By Rory Smith Football Last updated: December 15th, 2010

3 Comments Comment on this article

 

fernando-torres_1706405c.jpg Will Fernando Torres remain loyal to Liverpool? (Photo: PA)

 

If anything has been proven at all four days on from the dawn of Tevez-gate, it is that Carlos is more of a sensitive butterfly than his heart-on-sleeve, streetfighter demeanour suggested. Either he misses his family, spending his days pining for the sound of a child’s laughter, lashings of dulce de leche and a gourd of mate, or he dislikes Garry Cook (perhaps indicating he doesn’t like the sound of a child’s laughter all that much). Something, certainly, has put the game’s most delicate Argentinean butterfly into a multi-million pound flap. The question the rest of football must now ask is where the subsequent tornado will land.

 

Initial suggestions seem to be that it will be Wolfsburg, lair of Edin Dzeko, the Bosnian striker Manchester City have long coveted. More reticent observers have pointed that it may simply serve to blow the cobwebs away from Emmanuel Adebayor’s career. On Merseyside, though, there is a lingering fear that it will twist and twirl its way down the M62 and hit Anfield, seat of Fernando Torres.

 

The link between City and Torres first surfaced 18 months ago, perhaps more. Then, though, there was nothing to lure the striker, driven by medals more than money, to Eastlands, what with Liverpool having recently finished a close second to Manchester United and seemingly set to emerge as a genuine force once more. By last summer, much of that had changed, but still the striker remained unconvinced. Moving to Manchester would not have offered him Champions League football; whether Roberto Mancini would be able to craft a title-challenging side from his expensive raw materials remained uncertain.

 

Chelsea, to Torres, was always the more attractive option, though no substantive bid materialised. Liverpool, regardless, were determined to retain their most prized asset, eventually persuading him that the future was bright enough to endure the shadows of the present. He produced a statement pledging allegiance to the club, and the matter seemed to be resolved.

_Given records_:
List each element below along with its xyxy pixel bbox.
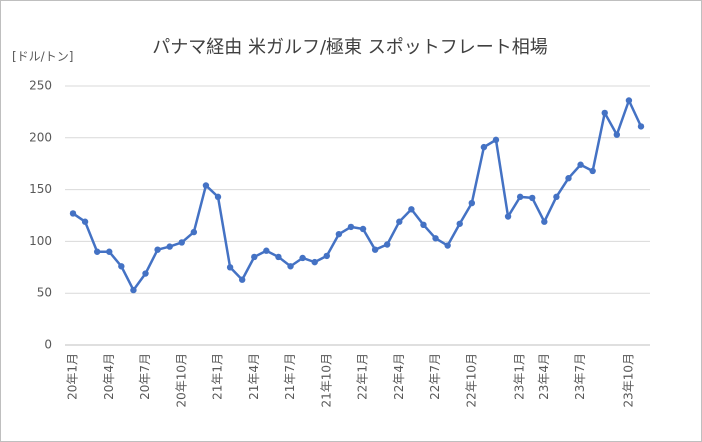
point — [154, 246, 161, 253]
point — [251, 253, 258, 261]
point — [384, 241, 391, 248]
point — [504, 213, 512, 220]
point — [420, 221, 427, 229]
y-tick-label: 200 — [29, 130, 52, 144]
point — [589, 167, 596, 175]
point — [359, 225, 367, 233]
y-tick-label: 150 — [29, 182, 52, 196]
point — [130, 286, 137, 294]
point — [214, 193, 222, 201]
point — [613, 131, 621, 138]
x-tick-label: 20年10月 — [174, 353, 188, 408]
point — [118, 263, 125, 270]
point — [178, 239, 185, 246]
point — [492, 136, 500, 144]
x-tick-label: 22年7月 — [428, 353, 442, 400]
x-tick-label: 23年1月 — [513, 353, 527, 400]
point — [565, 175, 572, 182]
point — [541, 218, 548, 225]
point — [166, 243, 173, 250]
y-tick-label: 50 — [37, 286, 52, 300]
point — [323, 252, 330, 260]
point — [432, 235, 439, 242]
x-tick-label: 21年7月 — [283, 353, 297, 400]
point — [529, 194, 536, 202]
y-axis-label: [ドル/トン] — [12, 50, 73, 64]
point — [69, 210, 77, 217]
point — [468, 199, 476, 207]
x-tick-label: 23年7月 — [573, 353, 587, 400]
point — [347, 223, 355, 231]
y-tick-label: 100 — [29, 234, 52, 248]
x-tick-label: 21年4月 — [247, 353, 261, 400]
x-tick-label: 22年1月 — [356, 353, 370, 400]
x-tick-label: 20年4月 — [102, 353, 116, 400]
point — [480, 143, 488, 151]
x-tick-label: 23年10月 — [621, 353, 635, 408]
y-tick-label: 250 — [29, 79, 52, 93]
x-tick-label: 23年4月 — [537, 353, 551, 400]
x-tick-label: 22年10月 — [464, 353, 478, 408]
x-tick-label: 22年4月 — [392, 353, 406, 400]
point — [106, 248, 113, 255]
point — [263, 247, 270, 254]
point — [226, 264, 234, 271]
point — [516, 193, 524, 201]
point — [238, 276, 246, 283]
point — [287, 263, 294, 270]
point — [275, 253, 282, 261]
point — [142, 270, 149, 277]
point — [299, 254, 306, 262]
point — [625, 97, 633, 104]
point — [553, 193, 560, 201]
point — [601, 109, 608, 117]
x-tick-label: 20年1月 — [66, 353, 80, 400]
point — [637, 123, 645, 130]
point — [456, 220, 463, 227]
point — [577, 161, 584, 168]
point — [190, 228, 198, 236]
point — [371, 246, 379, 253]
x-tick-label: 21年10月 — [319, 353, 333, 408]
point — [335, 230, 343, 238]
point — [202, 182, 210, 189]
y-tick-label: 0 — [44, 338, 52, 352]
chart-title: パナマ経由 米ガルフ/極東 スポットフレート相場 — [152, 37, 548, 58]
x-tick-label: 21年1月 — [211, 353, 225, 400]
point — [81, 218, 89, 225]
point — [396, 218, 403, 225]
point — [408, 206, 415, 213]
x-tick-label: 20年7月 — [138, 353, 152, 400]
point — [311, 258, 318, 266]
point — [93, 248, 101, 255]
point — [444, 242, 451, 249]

_Exercise instructions_:
(a) Please print the passage of the Torres article between "Chelsea, to Torres, was" and "to be resolved.", inclusive.
(b) In the Torres article, which Bosnian striker have Manchester City long coveted?

_Answers in order_:
(a)
Chelsea, to Torres, was always the more attractive option, though no substantive bid materialised. Liverpool, regardless, were determined to retain their most prized asset, eventually persuading him that the future was bright enough to endure the shadows of the present. He produced a statement pledging allegiance to the club, and the matter seemed to be resolved.

(b) Edin Dzeko